PROBLEM STATEMENT. Copy each line in the data that includes the word "JSON".

[BEGIN]

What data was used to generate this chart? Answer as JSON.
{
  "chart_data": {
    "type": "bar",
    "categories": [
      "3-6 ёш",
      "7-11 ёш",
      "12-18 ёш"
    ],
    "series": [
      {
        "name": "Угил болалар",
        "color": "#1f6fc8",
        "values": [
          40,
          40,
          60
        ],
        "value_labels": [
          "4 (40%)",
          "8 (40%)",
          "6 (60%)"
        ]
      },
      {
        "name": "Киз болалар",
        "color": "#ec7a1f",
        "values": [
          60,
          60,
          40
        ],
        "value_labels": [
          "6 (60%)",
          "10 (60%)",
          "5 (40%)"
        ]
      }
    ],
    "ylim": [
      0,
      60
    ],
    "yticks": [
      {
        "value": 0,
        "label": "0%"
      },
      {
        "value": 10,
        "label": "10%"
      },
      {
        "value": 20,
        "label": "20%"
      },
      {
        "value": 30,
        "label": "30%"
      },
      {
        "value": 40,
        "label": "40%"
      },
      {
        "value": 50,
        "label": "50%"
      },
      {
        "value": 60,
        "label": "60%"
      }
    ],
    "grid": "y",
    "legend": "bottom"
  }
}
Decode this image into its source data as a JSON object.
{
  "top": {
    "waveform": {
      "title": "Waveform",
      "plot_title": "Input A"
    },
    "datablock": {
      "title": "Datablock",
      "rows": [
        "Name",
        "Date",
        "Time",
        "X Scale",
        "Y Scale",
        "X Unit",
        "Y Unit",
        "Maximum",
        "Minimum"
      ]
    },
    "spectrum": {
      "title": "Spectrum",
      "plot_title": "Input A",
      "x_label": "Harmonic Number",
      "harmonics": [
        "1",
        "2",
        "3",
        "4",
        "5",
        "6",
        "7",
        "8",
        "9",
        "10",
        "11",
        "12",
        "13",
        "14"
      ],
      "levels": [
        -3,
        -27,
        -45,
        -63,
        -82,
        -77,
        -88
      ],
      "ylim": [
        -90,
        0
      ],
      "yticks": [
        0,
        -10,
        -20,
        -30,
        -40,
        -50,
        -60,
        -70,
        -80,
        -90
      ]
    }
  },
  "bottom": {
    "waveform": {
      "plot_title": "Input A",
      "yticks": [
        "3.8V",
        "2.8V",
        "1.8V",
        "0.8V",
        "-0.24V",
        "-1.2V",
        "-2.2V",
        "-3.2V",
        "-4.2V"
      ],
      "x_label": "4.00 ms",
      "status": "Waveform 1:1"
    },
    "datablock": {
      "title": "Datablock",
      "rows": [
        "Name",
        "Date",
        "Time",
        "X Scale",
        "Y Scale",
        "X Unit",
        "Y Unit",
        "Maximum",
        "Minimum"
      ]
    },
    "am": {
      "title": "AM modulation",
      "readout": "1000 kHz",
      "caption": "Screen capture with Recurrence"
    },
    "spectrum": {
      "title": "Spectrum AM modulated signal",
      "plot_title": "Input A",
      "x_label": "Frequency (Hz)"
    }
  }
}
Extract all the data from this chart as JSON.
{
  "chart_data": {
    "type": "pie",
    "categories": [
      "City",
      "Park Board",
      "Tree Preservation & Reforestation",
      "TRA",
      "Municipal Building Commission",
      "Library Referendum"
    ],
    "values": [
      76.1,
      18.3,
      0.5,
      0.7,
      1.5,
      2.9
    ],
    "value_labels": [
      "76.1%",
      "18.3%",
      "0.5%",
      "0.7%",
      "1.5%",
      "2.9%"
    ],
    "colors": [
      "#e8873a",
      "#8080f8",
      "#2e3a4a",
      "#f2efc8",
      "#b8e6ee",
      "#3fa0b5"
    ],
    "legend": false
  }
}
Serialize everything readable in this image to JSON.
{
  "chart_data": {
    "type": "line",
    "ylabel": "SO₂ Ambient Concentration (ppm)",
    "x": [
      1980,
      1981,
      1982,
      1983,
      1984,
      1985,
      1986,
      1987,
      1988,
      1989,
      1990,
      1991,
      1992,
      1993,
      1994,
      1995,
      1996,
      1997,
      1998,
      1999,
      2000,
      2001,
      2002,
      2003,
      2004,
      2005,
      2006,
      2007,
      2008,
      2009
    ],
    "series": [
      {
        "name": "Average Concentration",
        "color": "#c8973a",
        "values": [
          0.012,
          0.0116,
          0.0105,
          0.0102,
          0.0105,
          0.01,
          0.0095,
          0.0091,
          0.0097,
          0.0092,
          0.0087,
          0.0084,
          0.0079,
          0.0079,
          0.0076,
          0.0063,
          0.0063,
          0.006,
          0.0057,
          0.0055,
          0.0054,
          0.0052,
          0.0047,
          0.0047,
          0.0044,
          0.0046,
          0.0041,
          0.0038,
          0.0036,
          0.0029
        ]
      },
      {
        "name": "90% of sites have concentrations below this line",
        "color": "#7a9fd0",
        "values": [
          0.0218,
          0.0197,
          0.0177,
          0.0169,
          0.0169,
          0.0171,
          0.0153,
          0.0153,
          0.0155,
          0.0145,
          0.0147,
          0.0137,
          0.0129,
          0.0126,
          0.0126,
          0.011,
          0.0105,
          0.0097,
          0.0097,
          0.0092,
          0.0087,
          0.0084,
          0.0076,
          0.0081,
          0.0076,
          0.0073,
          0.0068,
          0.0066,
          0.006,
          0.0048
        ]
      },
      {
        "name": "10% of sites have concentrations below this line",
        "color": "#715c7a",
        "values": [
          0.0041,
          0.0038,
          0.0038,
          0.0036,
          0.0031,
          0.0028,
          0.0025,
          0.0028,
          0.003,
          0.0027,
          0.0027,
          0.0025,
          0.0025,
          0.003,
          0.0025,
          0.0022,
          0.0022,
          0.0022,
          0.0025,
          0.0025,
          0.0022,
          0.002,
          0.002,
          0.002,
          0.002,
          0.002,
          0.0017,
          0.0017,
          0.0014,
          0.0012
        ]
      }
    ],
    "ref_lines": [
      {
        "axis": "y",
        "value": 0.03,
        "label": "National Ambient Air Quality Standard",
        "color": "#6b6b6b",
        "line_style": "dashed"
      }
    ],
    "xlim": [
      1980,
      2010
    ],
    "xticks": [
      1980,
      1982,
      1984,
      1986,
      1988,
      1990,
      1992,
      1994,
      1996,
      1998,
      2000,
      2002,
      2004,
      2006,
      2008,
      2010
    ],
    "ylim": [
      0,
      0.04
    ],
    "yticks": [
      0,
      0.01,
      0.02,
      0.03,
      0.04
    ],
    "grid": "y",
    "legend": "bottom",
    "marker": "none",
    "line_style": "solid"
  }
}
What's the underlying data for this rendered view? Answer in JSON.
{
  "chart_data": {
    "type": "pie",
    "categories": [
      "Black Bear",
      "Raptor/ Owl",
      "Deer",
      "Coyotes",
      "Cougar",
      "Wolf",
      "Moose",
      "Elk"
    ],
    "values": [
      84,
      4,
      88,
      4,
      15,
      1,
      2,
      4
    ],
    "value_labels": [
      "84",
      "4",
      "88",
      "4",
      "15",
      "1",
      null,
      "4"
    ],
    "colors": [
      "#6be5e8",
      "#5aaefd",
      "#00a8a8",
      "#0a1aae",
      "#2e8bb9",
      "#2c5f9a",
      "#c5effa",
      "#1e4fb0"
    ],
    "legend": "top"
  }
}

[END]

TASK OUTPUT.
What data was used to generate this chart? Answer as JSON.
Decode this image into its source data as a JSON object.
Extract all the data from this chart as JSON.
Serialize everything readable in this image to JSON.
What's the underlying data for this rendered view? Answer in JSON.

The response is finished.